- **Exercise description**:
Reproduce the listing below in its entirety. Change nothing.

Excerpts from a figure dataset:
^^^^^^^^^^^^^^^^

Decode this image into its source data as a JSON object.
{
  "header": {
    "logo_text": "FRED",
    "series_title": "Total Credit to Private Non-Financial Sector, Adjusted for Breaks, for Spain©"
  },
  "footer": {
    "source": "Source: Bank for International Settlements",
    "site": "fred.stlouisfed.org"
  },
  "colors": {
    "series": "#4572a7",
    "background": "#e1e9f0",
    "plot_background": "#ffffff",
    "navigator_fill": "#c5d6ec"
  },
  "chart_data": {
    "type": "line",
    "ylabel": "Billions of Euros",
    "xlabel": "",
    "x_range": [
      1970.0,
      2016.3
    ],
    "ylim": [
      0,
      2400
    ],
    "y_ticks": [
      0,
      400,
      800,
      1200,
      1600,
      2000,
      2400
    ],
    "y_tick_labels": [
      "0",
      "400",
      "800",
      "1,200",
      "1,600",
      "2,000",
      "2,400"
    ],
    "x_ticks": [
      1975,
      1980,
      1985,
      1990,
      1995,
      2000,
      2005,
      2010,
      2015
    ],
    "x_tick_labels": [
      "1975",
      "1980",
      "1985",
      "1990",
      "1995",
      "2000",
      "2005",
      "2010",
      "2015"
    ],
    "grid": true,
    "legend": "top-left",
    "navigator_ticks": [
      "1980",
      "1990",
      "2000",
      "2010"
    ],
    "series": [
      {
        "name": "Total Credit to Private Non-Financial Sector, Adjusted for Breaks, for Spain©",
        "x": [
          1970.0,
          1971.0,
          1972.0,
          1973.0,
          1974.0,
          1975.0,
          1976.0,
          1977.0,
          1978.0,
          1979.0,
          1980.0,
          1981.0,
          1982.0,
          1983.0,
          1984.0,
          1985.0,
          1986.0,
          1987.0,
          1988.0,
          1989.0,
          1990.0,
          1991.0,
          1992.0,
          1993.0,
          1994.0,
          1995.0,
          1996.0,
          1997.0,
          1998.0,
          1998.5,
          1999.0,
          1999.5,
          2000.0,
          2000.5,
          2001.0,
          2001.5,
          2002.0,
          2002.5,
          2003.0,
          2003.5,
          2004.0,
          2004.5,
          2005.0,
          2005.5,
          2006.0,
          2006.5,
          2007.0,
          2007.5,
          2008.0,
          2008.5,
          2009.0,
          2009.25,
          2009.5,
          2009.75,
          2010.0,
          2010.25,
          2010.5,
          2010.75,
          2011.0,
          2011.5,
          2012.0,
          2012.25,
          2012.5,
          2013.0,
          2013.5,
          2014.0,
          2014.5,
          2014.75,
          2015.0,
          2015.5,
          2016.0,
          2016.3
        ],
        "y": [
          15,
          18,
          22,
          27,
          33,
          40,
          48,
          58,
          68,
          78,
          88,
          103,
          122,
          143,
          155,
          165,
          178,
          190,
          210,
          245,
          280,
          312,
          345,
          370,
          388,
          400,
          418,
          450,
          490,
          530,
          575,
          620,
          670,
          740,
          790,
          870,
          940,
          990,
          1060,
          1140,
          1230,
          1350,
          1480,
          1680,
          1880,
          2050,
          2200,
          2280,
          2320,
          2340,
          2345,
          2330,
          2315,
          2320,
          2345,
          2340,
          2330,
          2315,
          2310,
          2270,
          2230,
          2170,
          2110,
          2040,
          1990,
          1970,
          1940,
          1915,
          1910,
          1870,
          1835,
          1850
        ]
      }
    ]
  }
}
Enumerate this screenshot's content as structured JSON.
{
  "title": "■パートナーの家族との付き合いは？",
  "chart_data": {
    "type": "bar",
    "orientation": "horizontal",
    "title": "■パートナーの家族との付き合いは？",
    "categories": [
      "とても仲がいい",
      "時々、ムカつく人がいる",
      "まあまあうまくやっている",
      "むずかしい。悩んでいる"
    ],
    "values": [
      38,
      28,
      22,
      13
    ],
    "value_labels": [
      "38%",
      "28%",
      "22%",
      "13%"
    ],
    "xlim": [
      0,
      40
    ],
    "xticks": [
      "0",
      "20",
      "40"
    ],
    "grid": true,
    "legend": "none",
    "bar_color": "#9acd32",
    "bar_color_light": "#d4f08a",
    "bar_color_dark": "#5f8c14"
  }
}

^^^^^^^^^^^^^^^^

- **Solution below**:
Decode this image into its source data as a JSON object.
{
  "header": {
    "logo_text": "FRED",
    "series_title": "Total Credit to Private Non-Financial Sector, Adjusted for Breaks, for Spain©"
  },
  "footer": {
    "source": "Source: Bank for International Settlements",
    "site": "fred.stlouisfed.org"
  },
  "colors": {
    "series": "#4572a7",
    "background": "#e1e9f0",
    "plot_background": "#ffffff",
    "navigator_fill": "#c5d6ec"
  },
  "chart_data": {
    "type": "line",
    "ylabel": "Billions of Euros",
    "xlabel": "",
    "x_range": [
      1970.0,
      2016.3
    ],
    "ylim": [
      0,
      2400
    ],
    "y_ticks": [
      0,
      400,
      800,
      1200,
      1600,
      2000,
      2400
    ],
    "y_tick_labels": [
      "0",
      "400",
      "800",
      "1,200",
      "1,600",
      "2,000",
      "2,400"
    ],
    "x_ticks": [
      1975,
      1980,
      1985,
      1990,
      1995,
      2000,
      2005,
      2010,
      2015
    ],
    "x_tick_labels": [
      "1975",
      "1980",
      "1985",
      "1990",
      "1995",
      "2000",
      "2005",
      "2010",
      "2015"
    ],
    "grid": true,
    "legend": "top-left",
    "navigator_ticks": [
      "1980",
      "1990",
      "2000",
      "2010"
    ],
    "series": [
      {
        "name": "Total Credit to Private Non-Financial Sector, Adjusted for Breaks, for Spain©",
        "x": [
          1970.0,
          1971.0,
          1972.0,
          1973.0,
          1974.0,
          1975.0,
          1976.0,
          1977.0,
          1978.0,
          1979.0,
          1980.0,
          1981.0,
          1982.0,
          1983.0,
          1984.0,
          1985.0,
          1986.0,
          1987.0,
          1988.0,
          1989.0,
          1990.0,
          1991.0,
          1992.0,
          1993.0,
          1994.0,
          1995.0,
          1996.0,
          1997.0,
          1998.0,
          1998.5,
          1999.0,
          1999.5,
          2000.0,
          2000.5,
          2001.0,
          2001.5,
          2002.0,
          2002.5,
          2003.0,
          2003.5,
          2004.0,
          2004.5,
          2005.0,
          2005.5,
          2006.0,
          2006.5,
          2007.0,
          2007.5,
          2008.0,
          2008.5,
          2009.0,
          2009.25,
          2009.5,
          2009.75,
          2010.0,
          2010.25,
          2010.5,
          2010.75,
          2011.0,
          2011.5,
          2012.0,
          2012.25,
          2012.5,
          2013.0,
          2013.5,
          2014.0,
          2014.5,
          2014.75,
          2015.0,
          2015.5,
          2016.0,
          2016.3
        ],
        "y": [
          15,
          18,
          22,
          27,
          33,
          40,
          48,
          58,
          68,
          78,
          88,
          103,
          122,
          143,
          155,
          165,
          178,
          190,
          210,
          245,
          280,
          312,
          345,
          370,
          388,
          400,
          418,
          450,
          490,
          530,
          575,
          620,
          670,
          740,
          790,
          870,
          940,
          990,
          1060,
          1140,
          1230,
          1350,
          1480,
          1680,
          1880,
          2050,
          2200,
          2280,
          2320,
          2340,
          2345,
          2330,
          2315,
          2320,
          2345,
          2340,
          2330,
          2315,
          2310,
          2270,
          2230,
          2170,
          2110,
          2040,
          1990,
          1970,
          1940,
          1915,
          1910,
          1870,
          1835,
          1850
        ]
      }
    ]
  }
}
Enumerate this screenshot's content as structured JSON.
{
  "title": "■パートナーの家族との付き合いは？",
  "chart_data": {
    "type": "bar",
    "orientation": "horizontal",
    "title": "■パートナーの家族との付き合いは？",
    "categories": [
      "とても仲がいい",
      "時々、ムカつく人がいる",
      "まあまあうまくやっている",
      "むずかしい。悩んでいる"
    ],
    "values": [
      38,
      28,
      22,
      13
    ],
    "value_labels": [
      "38%",
      "28%",
      "22%",
      "13%"
    ],
    "xlim": [
      0,
      40
    ],
    "xticks": [
      "0",
      "20",
      "40"
    ],
    "grid": true,
    "legend": "none",
    "bar_color": "#9acd32",
    "bar_color_light": "#d4f08a",
    "bar_color_dark": "#5f8c14"
  }
}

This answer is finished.